:: AVAILABLE DATA ::

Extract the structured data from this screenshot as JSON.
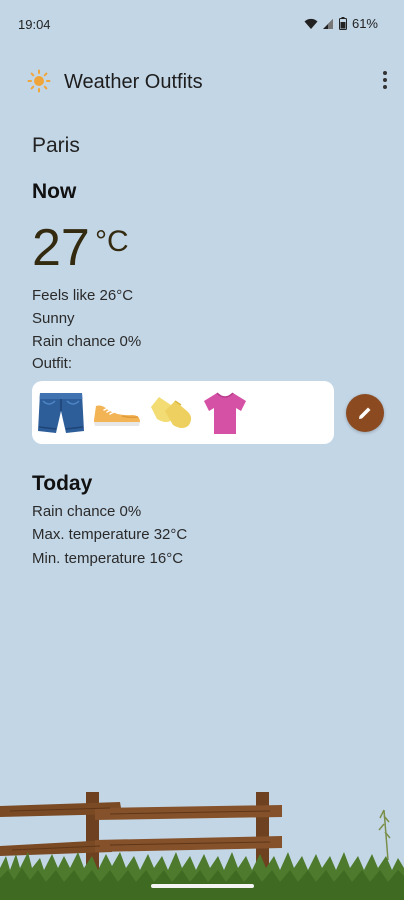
{
  "status_bar": {
    "time": "19:04",
    "battery": "61%"
  },
  "app_bar": {
    "title": "Weather Outfits",
    "icon": "sun-icon",
    "menu_icon": "more-vert-icon"
  },
  "location": {
    "city": "Paris"
  },
  "now": {
    "heading": "Now",
    "temperature": "27",
    "unit": "°C",
    "feels_like": "Feels like 26°C",
    "condition": "Sunny",
    "rain_chance": "Rain chance 0%",
    "outfit_label": "Outfit:",
    "outfit_items": [
      "shorts-icon",
      "sneakers-icon",
      "socks-icon",
      "t-shirt-icon"
    ]
  },
  "today": {
    "heading": "Today",
    "rain_chance": "Rain chance 0%",
    "max_temp": "Max. temperature 32°C",
    "min_temp": "Min. temperature 16°C"
  },
  "colors": {
    "background": "#c3d6e6",
    "edit_button": "#8b4a1f",
    "sun": "#f0a53a",
    "grass": "#4d7a2c",
    "fence": "#7a4a24"
  }
}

:::

Extract the full listing above verbatim; pictures are to be left out of the copy.

Extract the structured data from this screenshot as JSON.
{
  "status_bar": {
    "time": "19:04",
    "battery": "61%"
  },
  "app_bar": {
    "title": "Weather Outfits",
    "icon": "sun-icon",
    "menu_icon": "more-vert-icon"
  },
  "location": {
    "city": "Paris"
  },
  "now": {
    "heading": "Now",
    "temperature": "27",
    "unit": "°C",
    "feels_like": "Feels like 26°C",
    "condition": "Sunny",
    "rain_chance": "Rain chance 0%",
    "outfit_label": "Outfit:",
    "outfit_items": [
      "shorts-icon",
      "sneakers-icon",
      "socks-icon",
      "t-shirt-icon"
    ]
  },
  "today": {
    "heading": "Today",
    "rain_chance": "Rain chance 0%",
    "max_temp": "Max. temperature 32°C",
    "min_temp": "Min. temperature 16°C"
  },
  "colors": {
    "background": "#c3d6e6",
    "edit_button": "#8b4a1f",
    "sun": "#f0a53a",
    "grass": "#4d7a2c",
    "fence": "#7a4a24"
  }
}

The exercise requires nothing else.